**WRITTEN PROBLEM:** Can you pull out every line of the data below, word for word, and leave the pictures out?

**Stored entries:**
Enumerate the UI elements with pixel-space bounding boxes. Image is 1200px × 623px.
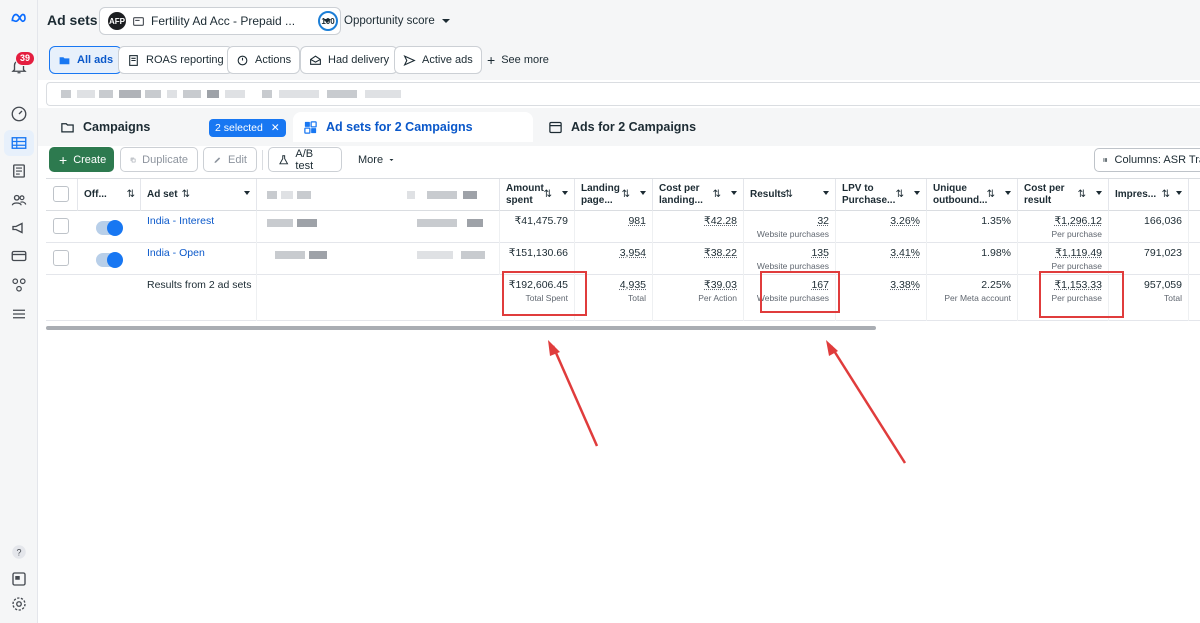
arrow-to-amount xyxy=(551,345,599,447)
arrow-to-results xyxy=(829,345,907,464)
annotation-arrows xyxy=(548,340,907,464)
arrowhead-amount xyxy=(548,340,560,356)
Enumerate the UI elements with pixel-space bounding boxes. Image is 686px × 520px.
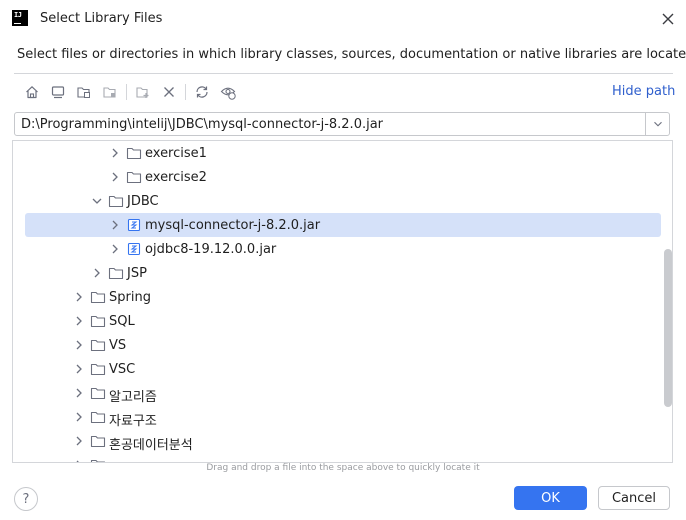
drag-drop-hint: Drag and drop a file into the space abov… (206, 463, 480, 473)
ok-button[interactable]: OK (514, 486, 587, 510)
tree-row-label: ojdbc8-19.12.0.0.jar (145, 242, 277, 257)
tree-row[interactable]: VS (25, 333, 661, 357)
tree-row-label: JSP (127, 266, 147, 281)
title-bar: IJ Select Library Files (0, 0, 686, 38)
tree-row[interactable]: exercise2 (25, 165, 661, 189)
help-button[interactable]: ? (14, 487, 38, 511)
close-icon[interactable] (660, 11, 676, 27)
chevron-right-icon[interactable] (71, 337, 87, 353)
chevron-right-icon[interactable] (71, 385, 87, 401)
vertical-scrollbar[interactable] (664, 249, 672, 407)
intellij-app-icon: IJ (12, 10, 28, 26)
chevron-right-icon[interactable] (71, 361, 87, 377)
folder-icon (108, 265, 124, 281)
tree-row[interactable]: 혼공데이터분석 (25, 429, 661, 453)
chevron-right-icon[interactable] (71, 289, 87, 305)
project-icon[interactable] (74, 82, 94, 102)
tree-row[interactable]: 혼공머신러닝 (25, 453, 661, 462)
chevron-right-icon[interactable] (107, 241, 123, 257)
folder-icon (90, 385, 106, 401)
folder-icon (126, 169, 142, 185)
dialog-title: Select Library Files (40, 11, 163, 26)
cancel-button[interactable]: Cancel (598, 486, 670, 510)
chevron-right-icon[interactable] (89, 265, 105, 281)
tree-row-label: VS (109, 338, 127, 353)
module-icon[interactable] (100, 82, 120, 102)
tree-row-label: exercise1 (145, 146, 207, 161)
tree-row[interactable]: mysql-connector-j-8.2.0.jar (25, 213, 661, 237)
tree-row[interactable]: Spring (25, 285, 661, 309)
folder-icon (126, 145, 142, 161)
jar-icon (126, 241, 142, 257)
tree-row-label: VSC (109, 362, 136, 377)
tree-row-label: 알고리즘 (109, 390, 157, 405)
tree-row[interactable]: VSC (25, 357, 661, 381)
chevron-right-icon[interactable] (107, 217, 123, 233)
tree-row[interactable]: SQL (25, 309, 661, 333)
tree-row[interactable]: JDBC (25, 189, 661, 213)
tree-row-label: SQL (109, 314, 135, 329)
desktop-icon[interactable] (48, 82, 68, 102)
delete-icon[interactable] (159, 82, 179, 102)
tree-row[interactable]: ojdbc8-19.12.0.0.jar (25, 237, 661, 261)
file-chooser-toolbar (22, 82, 672, 102)
toolbar-separator (185, 84, 186, 100)
jar-icon (126, 217, 142, 233)
home-icon[interactable] (22, 82, 42, 102)
folder-icon (90, 409, 106, 425)
folder-icon (108, 193, 124, 209)
chevron-right-icon[interactable] (107, 145, 123, 161)
hide-path-link[interactable]: Hide path (612, 84, 675, 99)
toolbar-separator (126, 84, 127, 100)
chevron-right-icon[interactable] (107, 169, 123, 185)
tree-row-label: 자료구조 (109, 414, 157, 429)
tree-row-label: mysql-connector-j-8.2.0.jar (145, 218, 321, 233)
folder-icon (90, 433, 106, 449)
chevron-right-icon[interactable] (71, 409, 87, 425)
tree-row[interactable]: exercise1 (25, 141, 661, 165)
folder-icon (90, 361, 106, 377)
tree-row-label: Spring (109, 290, 151, 305)
tree-row-label: 혼공데이터분석 (109, 438, 193, 453)
show-hidden-icon[interactable] (218, 82, 238, 102)
refresh-icon[interactable] (192, 82, 212, 102)
dialog-description: Select files or directories in which lib… (17, 47, 686, 62)
folder-icon (90, 337, 106, 353)
chevron-right-icon[interactable] (71, 313, 87, 329)
new-folder-icon[interactable] (133, 82, 153, 102)
folder-icon (90, 289, 106, 305)
tree-row-label: exercise2 (145, 170, 207, 185)
tree-row[interactable]: 자료구조 (25, 405, 661, 429)
tree-row[interactable]: 알고리즘 (25, 381, 661, 405)
tree-row-label: JDBC (127, 194, 159, 209)
tree-row[interactable]: JSP (25, 261, 661, 285)
divider (14, 73, 673, 74)
chevron-down-icon[interactable] (89, 193, 105, 209)
path-input[interactable] (15, 113, 645, 135)
chevron-right-icon[interactable] (71, 433, 87, 449)
file-tree[interactable]: exercise1 exercise2 JDBC mysql-connector-j-… (12, 140, 673, 463)
chevron-down-icon[interactable] (645, 113, 669, 135)
path-combobox[interactable] (14, 112, 670, 136)
folder-icon (90, 313, 106, 329)
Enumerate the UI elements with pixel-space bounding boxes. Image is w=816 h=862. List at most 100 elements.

**EXERCISE OUTPUT:**
Enumerate the UI elements with pixel-space bounding boxes. Image is 1200px × 623px.
arrow-to-amount xyxy=(551,345,599,447)
arrow-to-results xyxy=(829,345,907,464)
annotation-arrows xyxy=(548,340,907,464)
arrowhead-amount xyxy=(548,340,560,356)
Enumerate the UI elements with pixel-space bounding boxes. Image is 686px × 520px.
drag-drop-hint: Drag and drop a file into the space abov… (206, 463, 480, 473)
ok-button[interactable]: OK (514, 486, 587, 510)
tree-row-label: ojdbc8-19.12.0.0.jar (145, 242, 277, 257)
tree-row[interactable]: VS (25, 333, 661, 357)
tree-row-label: JSP (127, 266, 147, 281)
title-bar: IJ Select Library Files (0, 0, 686, 38)
tree-row[interactable]: exercise2 (25, 165, 661, 189)
help-button[interactable]: ? (14, 487, 38, 511)
close-icon[interactable] (660, 11, 676, 27)
chevron-right-icon[interactable] (71, 337, 87, 353)
chevron-right-icon[interactable] (71, 385, 87, 401)
vertical-scrollbar[interactable] (664, 249, 672, 407)
intellij-app-icon: IJ (12, 10, 28, 26)
chevron-right-icon[interactable] (71, 361, 87, 377)
folder-icon (108, 265, 124, 281)
tree-row[interactable]: 혼공데이터분석 (25, 429, 661, 453)
chevron-right-icon[interactable] (71, 289, 87, 305)
project-icon[interactable] (74, 82, 94, 102)
tree-row[interactable]: 혼공머신러닝 (25, 453, 661, 462)
chevron-right-icon[interactable] (107, 241, 123, 257)
folder-icon (90, 385, 106, 401)
folder-icon (126, 169, 142, 185)
dialog-title: Select Library Files (40, 11, 163, 26)
cancel-button[interactable]: Cancel (598, 486, 670, 510)
chevron-right-icon[interactable] (89, 265, 105, 281)
tree-row-label: VS (109, 338, 127, 353)
module-icon[interactable] (100, 82, 120, 102)
tree-row-label: exercise1 (145, 146, 207, 161)
tree-row[interactable]: mysql-connector-j-8.2.0.jar (25, 213, 661, 237)
tree-row[interactable]: Spring (25, 285, 661, 309)
folder-icon (126, 145, 142, 161)
jar-icon (126, 241, 142, 257)
tree-row-label: VSC (109, 362, 136, 377)
tree-row-label: 알고리즘 (109, 390, 157, 405)
tree-row[interactable]: VSC (25, 357, 661, 381)
chevron-right-icon[interactable] (107, 217, 123, 233)
tree-row[interactable]: SQL (25, 309, 661, 333)
tree-row[interactable]: JDBC (25, 189, 661, 213)
tree-row-label: SQL (109, 314, 135, 329)
desktop-icon[interactable] (48, 82, 68, 102)
delete-icon[interactable] (159, 82, 179, 102)
tree-row[interactable]: ojdbc8-19.12.0.0.jar (25, 237, 661, 261)
file-chooser-toolbar (22, 82, 672, 102)
toolbar-separator (185, 84, 186, 100)
jar-icon (126, 217, 142, 233)
home-icon[interactable] (22, 82, 42, 102)
folder-icon (90, 409, 106, 425)
folder-icon (108, 193, 124, 209)
chevron-right-icon[interactable] (107, 145, 123, 161)
hide-path-link[interactable]: Hide path (612, 84, 675, 99)
toolbar-separator (126, 84, 127, 100)
chevron-right-icon[interactable] (107, 169, 123, 185)
tree-row-label: 자료구조 (109, 414, 157, 429)
tree-row-label: mysql-connector-j-8.2.0.jar (145, 218, 321, 233)
folder-icon (90, 433, 106, 449)
chevron-right-icon[interactable] (71, 409, 87, 425)
tree-row[interactable]: exercise1 (25, 141, 661, 165)
folder-icon (90, 361, 106, 377)
tree-row-label: Spring (109, 290, 151, 305)
tree-row-label: 혼공데이터분석 (109, 438, 193, 453)
show-hidden-icon[interactable] (218, 82, 238, 102)
refresh-icon[interactable] (192, 82, 212, 102)
dialog-description: Select files or directories in which lib… (17, 47, 686, 62)
folder-icon (90, 337, 106, 353)
chevron-right-icon[interactable] (71, 313, 87, 329)
new-folder-icon[interactable] (133, 82, 153, 102)
folder-icon (90, 289, 106, 305)
tree-row-label: exercise2 (145, 170, 207, 185)
tree-row[interactable]: 자료구조 (25, 405, 661, 429)
tree-row[interactable]: 알고리즘 (25, 381, 661, 405)
tree-row-label: JDBC (127, 194, 159, 209)
tree-row[interactable]: JSP (25, 261, 661, 285)
divider (14, 73, 673, 74)
chevron-down-icon[interactable] (89, 193, 105, 209)
path-input[interactable] (15, 113, 645, 135)
chevron-right-icon[interactable] (71, 433, 87, 449)
file-tree[interactable]: exercise1 exercise2 JDBC mysql-connector-j-… (12, 140, 673, 463)
chevron-down-icon[interactable] (645, 113, 669, 135)
path-combobox[interactable] (14, 112, 670, 136)
folder-icon (90, 313, 106, 329)
Enumerate the UI elements with pixel-space bounding boxes. Image is w=816 h=862. List at most 100 elements.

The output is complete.